STATED GOAL:
The listing below must be repeated word for word, with its images excluded.
======== INPUT DATA
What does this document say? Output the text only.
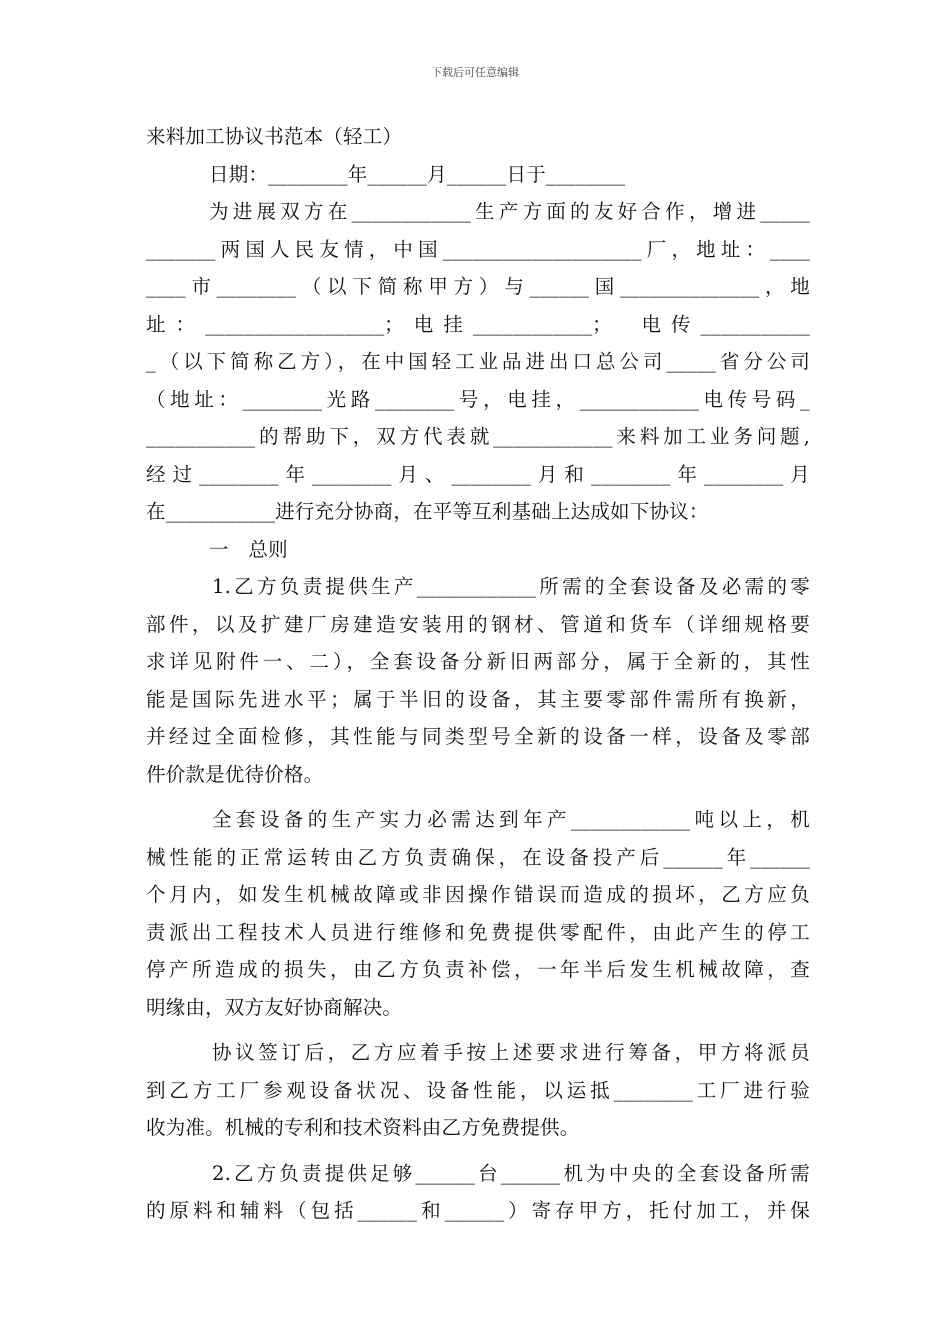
下载后可任意编辑
来料加工协议书范本（轻工）
日期：________年______月______日于________
为进展双方在____________生产方面的友好合作，增进_____
_______两国人民友情，中国____________________厂，地址：____
____市________（以下简称甲方）与______国______________，地
址：__________________；电挂____________；　电传___________
_（以下简称乙方），在中国轻工业品进出口总公司_____省分公司
（地址：________光路________号，电挂，____________电传号码_
___________的帮助下，双方代表就____________来料加工业务问题,
经过________年________月、________月和________年________月
在___________进行充分协商，在平等互利基础上达成如下协议：
一　总则
1.乙方负责提供生产____________所需的全套设备及必需的零
部件，以及扩建厂房建造安装用的钢材、管道和货车（详细规格要
求详见附件一、二），全套设备分新旧两部分，属于全新的，其性
能是国际先进水平；属于半旧的设备，其主要零部件需所有换新，
并经过全面检修，其性能与同类型号全新的设备一样，设备及零部
件价款是优待价格。
全套设备的生产实力必需达到年产____________吨以上，机
械性能的正常运转由乙方负责确保，在设备投产后______年______
个月内，如发生机械故障或非因操作错误而造成的损坏，乙方应负
责派出工程技术人员进行维修和免费提供零配件，由此产生的停工
停产所造成的损失，由乙方负责补偿，一年半后发生机械故障，查
明缘由，双方友好协商解决。
协议签订后，乙方应着手按上述要求进行筹备，甲方将派员
到乙方工厂参观设备状况、设备性能，以运抵________工厂进行验
收为准。机械的专利和技术资料由乙方免费提供。
2.乙方负责提供足够______台______机为中央的全套设备所需
的原料和辅料（包括______和______）寄存甲方，托付加工，并保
================
TASK SOLUTION:
What does this document say? Output the text only.
下载后可任意编辑
来料加工协议书范本（轻工）
日期：________年______月______日于________
为进展双方在____________生产方面的友好合作，增进_____
_______两国人民友情，中国____________________厂，地址：____
____市________（以下简称甲方）与______国______________，地
址：__________________；电挂____________；　电传___________
_（以下简称乙方），在中国轻工业品进出口总公司_____省分公司
（地址：________光路________号，电挂，____________电传号码_
___________的帮助下，双方代表就____________来料加工业务问题,
经过________年________月、________月和________年________月
在___________进行充分协商，在平等互利基础上达成如下协议：
一　总则
1.乙方负责提供生产____________所需的全套设备及必需的零
部件，以及扩建厂房建造安装用的钢材、管道和货车（详细规格要
求详见附件一、二），全套设备分新旧两部分，属于全新的，其性
能是国际先进水平；属于半旧的设备，其主要零部件需所有换新，
并经过全面检修，其性能与同类型号全新的设备一样，设备及零部
件价款是优待价格。
全套设备的生产实力必需达到年产____________吨以上，机
械性能的正常运转由乙方负责确保，在设备投产后______年______
个月内，如发生机械故障或非因操作错误而造成的损坏，乙方应负
责派出工程技术人员进行维修和免费提供零配件，由此产生的停工
停产所造成的损失，由乙方负责补偿，一年半后发生机械故障，查
明缘由，双方友好协商解决。
协议签订后，乙方应着手按上述要求进行筹备，甲方将派员
到乙方工厂参观设备状况、设备性能，以运抵________工厂进行验
收为准。机械的专利和技术资料由乙方免费提供。
2.乙方负责提供足够______台______机为中央的全套设备所需
的原料和辅料（包括______和______）寄存甲方，托付加工，并保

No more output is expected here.